* _THE REQUEST_
Using the entries that follow, collect the lines where the word "Managing" appears.

* _EXTRACTED ENTRIES_
::::::::

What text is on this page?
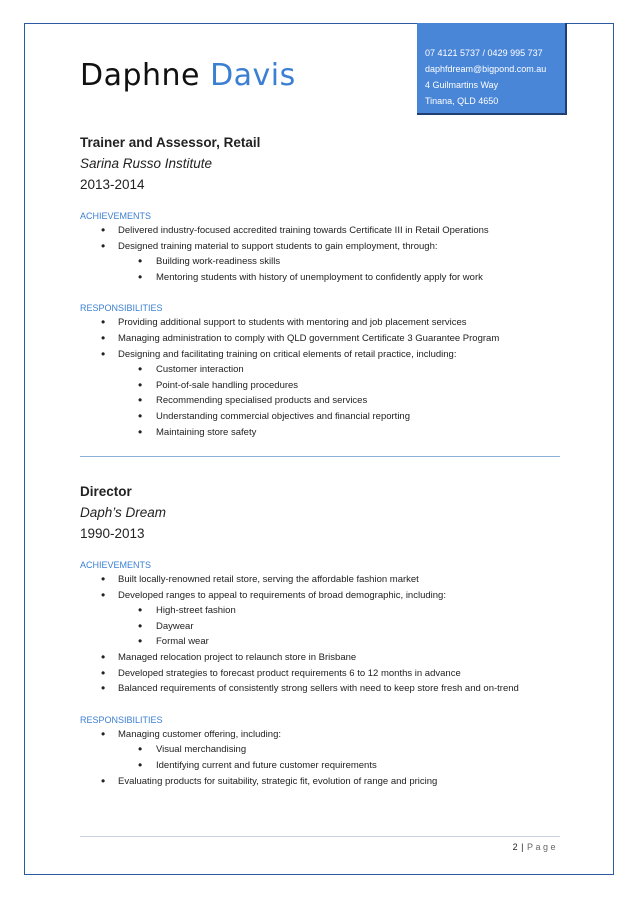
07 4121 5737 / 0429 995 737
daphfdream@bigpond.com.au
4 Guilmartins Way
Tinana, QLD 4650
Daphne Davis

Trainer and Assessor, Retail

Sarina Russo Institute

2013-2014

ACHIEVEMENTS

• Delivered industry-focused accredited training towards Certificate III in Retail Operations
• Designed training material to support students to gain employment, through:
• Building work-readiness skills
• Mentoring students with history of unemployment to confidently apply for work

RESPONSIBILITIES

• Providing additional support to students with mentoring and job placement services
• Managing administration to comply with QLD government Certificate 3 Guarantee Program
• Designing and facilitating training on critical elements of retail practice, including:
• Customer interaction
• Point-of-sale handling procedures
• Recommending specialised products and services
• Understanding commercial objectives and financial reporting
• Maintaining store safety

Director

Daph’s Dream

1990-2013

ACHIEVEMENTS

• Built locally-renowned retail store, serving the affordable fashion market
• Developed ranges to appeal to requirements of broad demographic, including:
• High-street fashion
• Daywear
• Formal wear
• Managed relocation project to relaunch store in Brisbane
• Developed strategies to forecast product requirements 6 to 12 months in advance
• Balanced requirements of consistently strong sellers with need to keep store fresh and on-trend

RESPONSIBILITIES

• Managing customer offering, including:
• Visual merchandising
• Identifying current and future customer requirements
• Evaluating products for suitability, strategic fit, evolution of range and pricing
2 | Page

::::::::

* _TASK OUTPUT_
• Managing administration to comply with QLD government Certificate 3 Guarantee Program
• Managing customer offering, including:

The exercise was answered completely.